**Parti dell'esercizio:**
**a.** Trascriva fedelmente il passo dell'estratto sul restauro, iniziando da "Il progetto si" e terminando con "di San Fermo.".
**b.** Stabilisca se ciascuna delle seguenti affermazioni concorda con l'estratto sul restauro, rispondendo sì o no e citando testualmente le parole decisive: (i) il progetto ha l'autorizzazione della Soprintendenza competente per le province di Verona, Rovigo e Vicenza; (ii) il restauro viene eseguito senza il coinvolgimento di studenti; (iii) il commento riportato è del parroco di San Fermo, don Maurizio Viviani.

**Estratto della fonte:**
┌──

Il progetto si sta sviluppando grazie alla collaborazione e con l’autorizzazione dell’Ufficio beni culturali ecclesiastici della Diocesi e la Soprintendenza Archeologica, Belle arti e Paesaggio per le province di Verona, Rovigo e Vicenza. «E’ una grande gioia che questo intervento di restauro venga eseguito sì con grande rigore scientifico e metodologico, ma che ad eseguirlo siano chiamate tante studentesse e studenti dell’Accademia di Belle Arti che si avvicinano a un lavoro affascinante, intervenendo su un’opera di grandissimo valore e che siamo sicuri uscirà da questo restauro valorizzata e pronta a stupire nuovamente», commenta il parroco di San Fermo, don Maurizio Viviani, parroco di San Fermo.

└──

**Sezione dati:**
┌──

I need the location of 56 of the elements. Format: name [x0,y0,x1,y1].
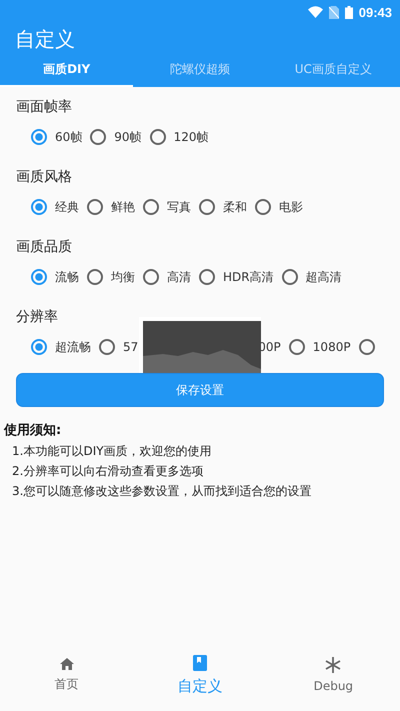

└──

**Esiti delle consegne:**
**a.**
Il progetto si sta sviluppando grazie alla collaborazione e con l’autorizzazione dell’Ufficio beni culturali ecclesiastici della Diocesi e la Soprintendenza Archeologica, Belle arti e Paesaggio per le province di Verona, Rovigo e Vicenza. «E’ una grande gioia che questo intervento di restauro venga eseguito sì con grande rigore scientifico e metodologico, ma che ad eseguirlo siano chiamate tante studentesse e studenti dell’Accademia di Belle Arti che si avvicinano a un lavoro affascinante, intervenendo su un’opera di grandissimo valore e che siamo sicuri uscirà da questo restauro valorizzata e pronta a stupire nuovamente», commenta il parroco di San Fermo, don Maurizio Viviani, parroco di San Fermo.

**b.**
(i) Sì: «la Soprintendenza Archeologica, Belle arti e Paesaggio per le province di Verona, Rovigo e Vicenza».
(ii) No: «ad eseguirlo siano chiamate tante studentesse e studenti dell’Accademia di Belle Arti».
(iii) Sì: «commenta il parroco di San Fermo, don Maurizio Viviani».